Below you will find a set of lines. Repeat them all exactly.

-*-*-

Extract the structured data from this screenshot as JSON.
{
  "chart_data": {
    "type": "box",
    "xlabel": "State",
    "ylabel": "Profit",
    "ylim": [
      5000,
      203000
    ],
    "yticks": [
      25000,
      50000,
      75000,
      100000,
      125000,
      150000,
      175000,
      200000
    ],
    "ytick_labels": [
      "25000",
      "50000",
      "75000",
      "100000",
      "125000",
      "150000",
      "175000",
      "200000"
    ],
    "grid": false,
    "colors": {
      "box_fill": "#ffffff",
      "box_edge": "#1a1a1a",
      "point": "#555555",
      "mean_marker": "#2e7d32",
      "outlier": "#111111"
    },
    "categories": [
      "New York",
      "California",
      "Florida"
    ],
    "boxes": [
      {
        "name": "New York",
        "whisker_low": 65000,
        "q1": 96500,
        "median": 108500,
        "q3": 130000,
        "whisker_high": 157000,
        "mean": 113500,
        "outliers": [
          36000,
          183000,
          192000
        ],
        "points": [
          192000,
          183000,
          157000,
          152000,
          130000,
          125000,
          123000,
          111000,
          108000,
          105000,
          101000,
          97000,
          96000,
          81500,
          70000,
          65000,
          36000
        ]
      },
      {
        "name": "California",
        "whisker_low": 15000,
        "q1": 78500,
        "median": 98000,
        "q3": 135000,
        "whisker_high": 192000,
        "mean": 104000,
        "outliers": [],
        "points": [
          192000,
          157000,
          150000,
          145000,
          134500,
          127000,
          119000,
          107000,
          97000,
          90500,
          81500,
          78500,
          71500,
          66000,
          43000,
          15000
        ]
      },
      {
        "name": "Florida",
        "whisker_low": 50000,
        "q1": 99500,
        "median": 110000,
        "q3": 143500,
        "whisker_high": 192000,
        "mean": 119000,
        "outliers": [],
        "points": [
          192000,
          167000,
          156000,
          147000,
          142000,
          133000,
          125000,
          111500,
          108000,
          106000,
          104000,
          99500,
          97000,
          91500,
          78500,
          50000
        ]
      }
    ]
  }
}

-*-*-

▶ **Solution for this problem**
Extract the structured data from this screenshot as JSON.
{
  "chart_data": {
    "type": "box",
    "xlabel": "State",
    "ylabel": "Profit",
    "ylim": [
      5000,
      203000
    ],
    "yticks": [
      25000,
      50000,
      75000,
      100000,
      125000,
      150000,
      175000,
      200000
    ],
    "ytick_labels": [
      "25000",
      "50000",
      "75000",
      "100000",
      "125000",
      "150000",
      "175000",
      "200000"
    ],
    "grid": false,
    "colors": {
      "box_fill": "#ffffff",
      "box_edge": "#1a1a1a",
      "point": "#555555",
      "mean_marker": "#2e7d32",
      "outlier": "#111111"
    },
    "categories": [
      "New York",
      "California",
      "Florida"
    ],
    "boxes": [
      {
        "name": "New York",
        "whisker_low": 65000,
        "q1": 96500,
        "median": 108500,
        "q3": 130000,
        "whisker_high": 157000,
        "mean": 113500,
        "outliers": [
          36000,
          183000,
          192000
        ],
        "points": [
          192000,
          183000,
          157000,
          152000,
          130000,
          125000,
          123000,
          111000,
          108000,
          105000,
          101000,
          97000,
          96000,
          81500,
          70000,
          65000,
          36000
        ]
      },
      {
        "name": "California",
        "whisker_low": 15000,
        "q1": 78500,
        "median": 98000,
        "q3": 135000,
        "whisker_high": 192000,
        "mean": 104000,
        "outliers": [],
        "points": [
          192000,
          157000,
          150000,
          145000,
          134500,
          127000,
          119000,
          107000,
          97000,
          90500,
          81500,
          78500,
          71500,
          66000,
          43000,
          15000
        ]
      },
      {
        "name": "Florida",
        "whisker_low": 50000,
        "q1": 99500,
        "median": 110000,
        "q3": 143500,
        "whisker_high": 192000,
        "mean": 119000,
        "outliers": [],
        "points": [
          192000,
          167000,
          156000,
          147000,
          142000,
          133000,
          125000,
          111500,
          108000,
          106000,
          104000,
          99500,
          97000,
          91500,
          78500,
          50000
        ]
      }
    ]
  }
}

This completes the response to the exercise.